• **Stored items**:
····················

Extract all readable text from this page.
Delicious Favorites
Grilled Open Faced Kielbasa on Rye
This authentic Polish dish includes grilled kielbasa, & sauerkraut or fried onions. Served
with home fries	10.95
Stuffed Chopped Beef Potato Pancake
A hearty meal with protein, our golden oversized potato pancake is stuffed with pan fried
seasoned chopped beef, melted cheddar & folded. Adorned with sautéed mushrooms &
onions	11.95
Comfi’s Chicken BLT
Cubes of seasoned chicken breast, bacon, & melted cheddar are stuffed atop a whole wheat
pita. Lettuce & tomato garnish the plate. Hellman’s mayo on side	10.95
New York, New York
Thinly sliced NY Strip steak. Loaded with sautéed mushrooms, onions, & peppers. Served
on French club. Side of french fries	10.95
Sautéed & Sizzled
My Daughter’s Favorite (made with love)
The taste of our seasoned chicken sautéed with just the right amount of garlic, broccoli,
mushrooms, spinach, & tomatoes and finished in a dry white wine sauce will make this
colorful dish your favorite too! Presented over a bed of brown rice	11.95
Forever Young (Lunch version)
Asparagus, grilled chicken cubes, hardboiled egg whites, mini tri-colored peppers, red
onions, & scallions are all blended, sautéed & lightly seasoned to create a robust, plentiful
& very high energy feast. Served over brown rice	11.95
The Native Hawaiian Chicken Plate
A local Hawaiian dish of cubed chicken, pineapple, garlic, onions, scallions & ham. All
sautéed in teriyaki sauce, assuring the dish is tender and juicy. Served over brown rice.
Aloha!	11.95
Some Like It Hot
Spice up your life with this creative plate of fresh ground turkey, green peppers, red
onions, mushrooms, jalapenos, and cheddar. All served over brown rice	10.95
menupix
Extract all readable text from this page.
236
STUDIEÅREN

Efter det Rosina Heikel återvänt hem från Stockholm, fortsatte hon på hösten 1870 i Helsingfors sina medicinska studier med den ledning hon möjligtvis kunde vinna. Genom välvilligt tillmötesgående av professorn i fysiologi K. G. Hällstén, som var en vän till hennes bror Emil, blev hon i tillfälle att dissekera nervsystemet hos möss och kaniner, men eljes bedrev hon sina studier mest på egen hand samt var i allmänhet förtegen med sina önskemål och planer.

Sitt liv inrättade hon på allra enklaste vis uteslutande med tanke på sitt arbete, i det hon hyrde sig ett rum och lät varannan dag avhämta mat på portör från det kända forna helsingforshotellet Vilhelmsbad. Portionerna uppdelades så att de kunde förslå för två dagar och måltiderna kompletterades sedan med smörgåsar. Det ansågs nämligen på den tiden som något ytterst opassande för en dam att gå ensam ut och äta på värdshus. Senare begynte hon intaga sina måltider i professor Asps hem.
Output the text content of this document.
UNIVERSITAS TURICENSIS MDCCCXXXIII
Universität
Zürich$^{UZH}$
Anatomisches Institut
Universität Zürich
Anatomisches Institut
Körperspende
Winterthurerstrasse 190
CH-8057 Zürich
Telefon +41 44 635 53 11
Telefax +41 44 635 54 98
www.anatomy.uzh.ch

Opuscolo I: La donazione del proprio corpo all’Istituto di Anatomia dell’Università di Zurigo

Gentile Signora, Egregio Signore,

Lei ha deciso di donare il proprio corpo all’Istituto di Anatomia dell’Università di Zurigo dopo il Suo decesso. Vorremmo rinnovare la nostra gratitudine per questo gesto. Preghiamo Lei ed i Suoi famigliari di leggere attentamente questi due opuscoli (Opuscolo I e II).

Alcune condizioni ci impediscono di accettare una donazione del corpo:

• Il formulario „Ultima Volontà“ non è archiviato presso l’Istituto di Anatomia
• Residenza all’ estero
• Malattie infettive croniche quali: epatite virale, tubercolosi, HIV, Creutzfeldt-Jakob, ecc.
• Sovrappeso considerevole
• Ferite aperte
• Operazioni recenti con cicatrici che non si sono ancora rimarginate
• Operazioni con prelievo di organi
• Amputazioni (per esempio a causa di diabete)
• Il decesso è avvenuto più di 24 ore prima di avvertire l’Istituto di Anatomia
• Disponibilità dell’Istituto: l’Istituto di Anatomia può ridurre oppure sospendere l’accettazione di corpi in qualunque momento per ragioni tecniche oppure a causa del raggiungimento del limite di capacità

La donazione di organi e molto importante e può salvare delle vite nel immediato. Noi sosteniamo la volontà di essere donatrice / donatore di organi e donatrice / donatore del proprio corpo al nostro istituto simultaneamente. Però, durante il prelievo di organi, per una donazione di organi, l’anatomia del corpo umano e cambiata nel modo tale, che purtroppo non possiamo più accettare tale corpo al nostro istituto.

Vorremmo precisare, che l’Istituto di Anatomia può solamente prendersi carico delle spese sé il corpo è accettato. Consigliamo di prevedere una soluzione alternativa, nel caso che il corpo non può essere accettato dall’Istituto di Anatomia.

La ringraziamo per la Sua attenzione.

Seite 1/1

····················

• **AIM OF THE EXERCISE**:
Within the data above, find the lines that contain the word "cheddar" and copy each of them.

• **RESULT FOR THIS EXERCISE**:
seasoned chopped beef, melted cheddar & folded. Adorned with sautéed mushrooms &
Cubes of seasoned chicken breast, bacon, & melted cheddar are stuffed atop a whole wheat
onions, mushrooms, jalapenos, and cheddar. All served over brown rice	10.95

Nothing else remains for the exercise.